-- Document passage --
C++ Logo

sg16

Advanced search

Re: [SG16-Unicode] [isocpp-lib] New issue: Are std::format field widths code units, code points, or something else?

From: Tom Honermann <tom_at_[hidden]>
Date: Wed, 11 Sep 2019 16:06:39 -0400
On 9/11/19 3:32 PM, Marshall Clow wrote:
> On Sat, Sep 7, 2019 at 5:13 PM Tom Honermann via Lib
> <lib_at_[hidden] <mailto:lib_at_[hidden]>> wrote:
>
> [format.string.std]p7 <http://eel.is/c++draft/format#string.std-7>
> states:
>
>> The /positive-integer/ in /width/ is a decimal integer defining
>> the minimum field width. If /width/ is not specified, there is
>> no minimum field width, and the field width is determined based
>> on the content of the field.
>>
> Is field width measured in code units, code points, or something else?

-- Given data --
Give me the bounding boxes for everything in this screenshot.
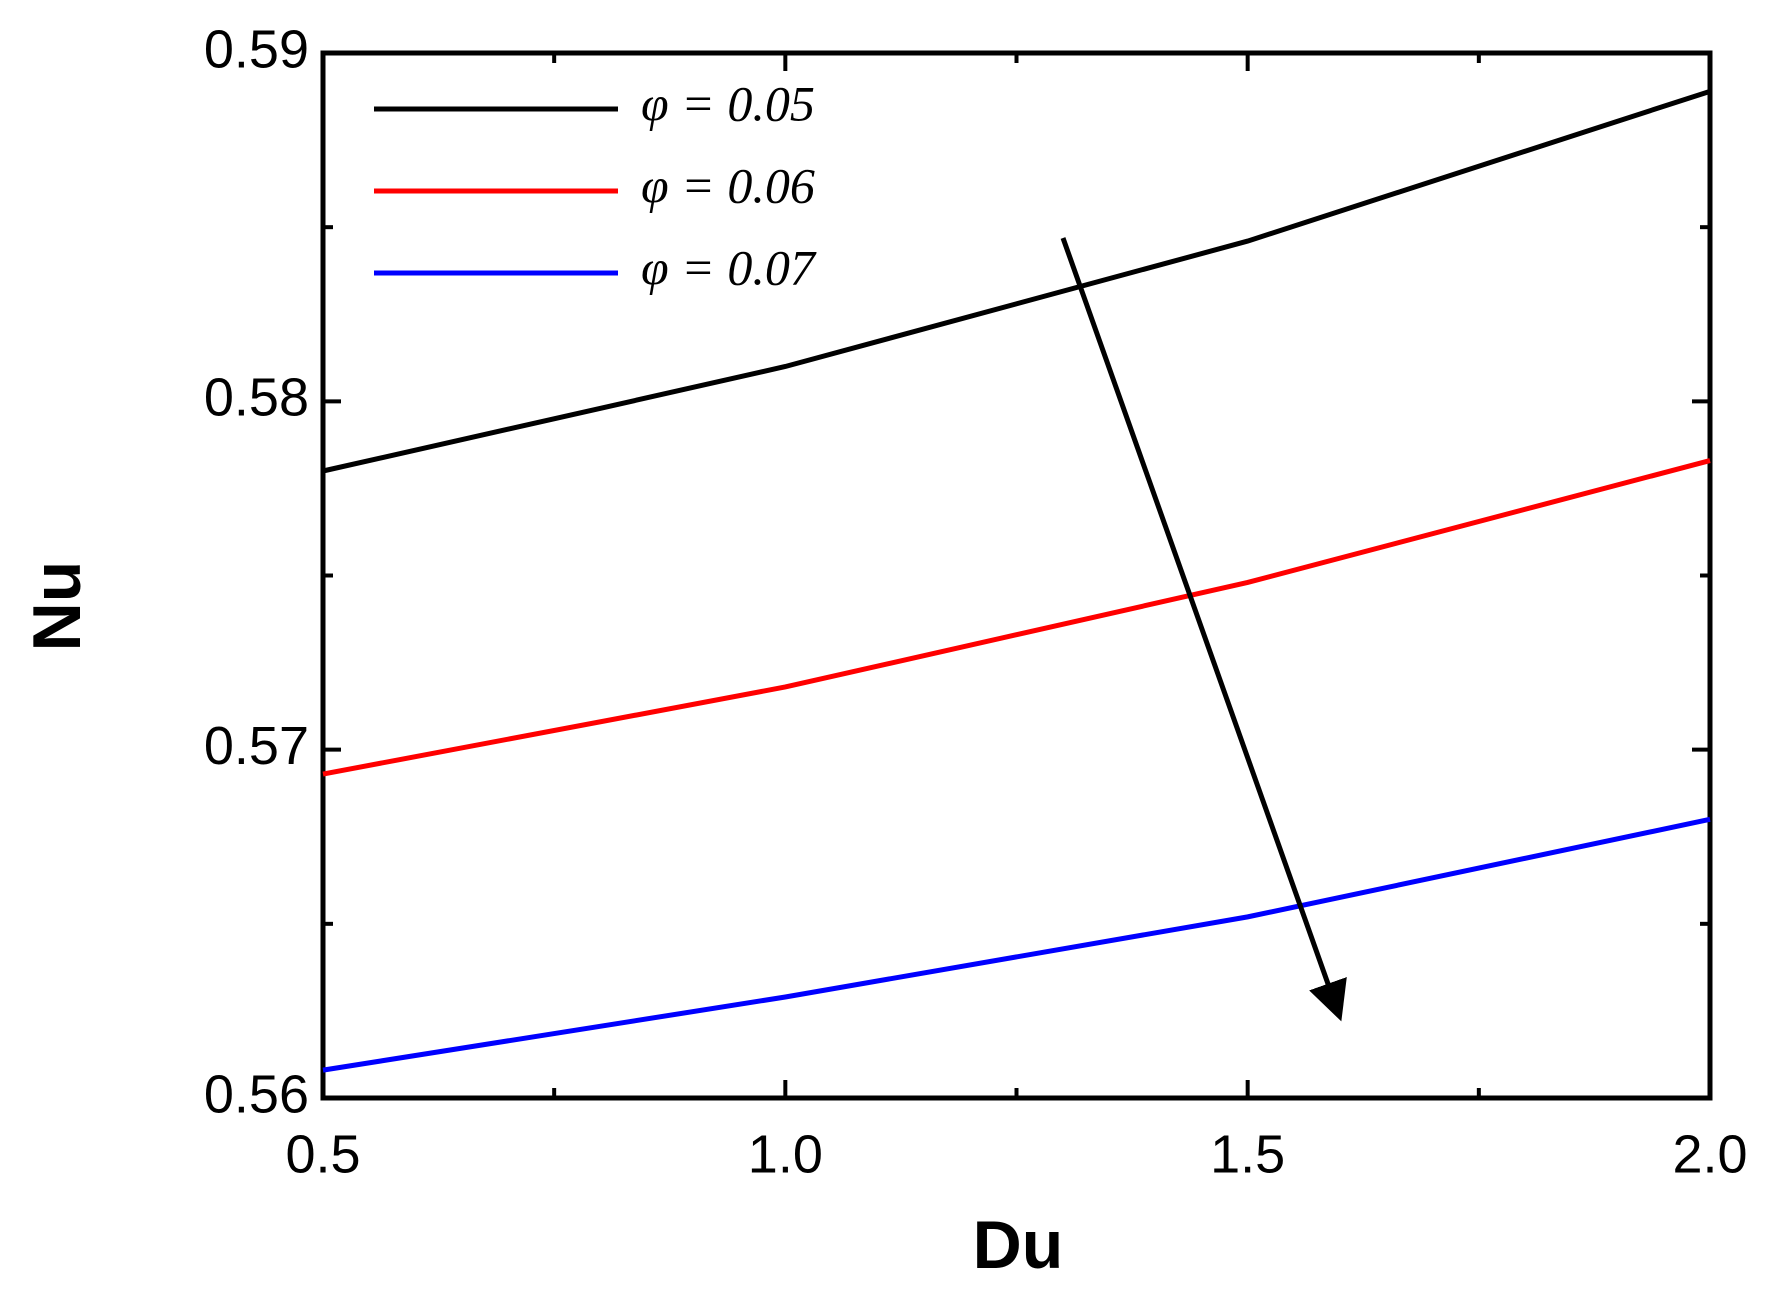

-- Written request 1 --
In two sentences, summarize the std::format field-width message.
-- Written request 2 --
Restate as a bulleted list the paragraph of the std::format field-width message that begins "The /positive-integer/ in /width/", keeping its main facts.
-- Written request 3 --
Write a continuation of the std::format field-width message, beginning after its final line.

-- Output 1 --
In a reply dated September 11, 2019, Tom Honermann quotes the [format.string.std]p7 wording: the positive-integer in width is a decimal integer defining the minimum field width, and without a width there is no minimum and the field's content determines its width. The message asks whether that field width is measured in code units, code points, or something else.

-- Output 2 --
- The positive-integer in width is a decimal integer.
- It defines the minimum field width.
- If width is not specified, there is no minimum field width.
- In that case, the field width is determined based on the content of the field.

-- Output 3 --
>
> Consider the following example assuming a UTF-8 locale:
>
> std::format("{}", "\xC3\x81"); // U+00C1{ LATIN CAPITAL LETTER
> A WITH ACUTE }
> std::format("{}", "\x41\xCC\x81"); // U+0041 U+0301 { LATIN
> CAPITAL LETTER A } { COMBINING ACUTE ACCENT }
>
> In both cases, the arguments encode the same user-perceived
> character (Á). The first uses two UTF-8 code units to encode a
> single code point that represents a single glyph using a composed
> Unicode normalization form. The second uses three code units to
> encode two code points that represent the same glyph using a
> decomposed Unicode normalization form.
>
> How is the field width determined? If measured in code units, the
> first has a width of 2 and the second of 3. If measured in code
> points, the first has a width of 1 and the second of 2. If
> measured in grapheme clusters, both have a width of 1. Is the
> determination locale dependent?
>
>
>
> (Coming late to the party)
> Let's ask a different question.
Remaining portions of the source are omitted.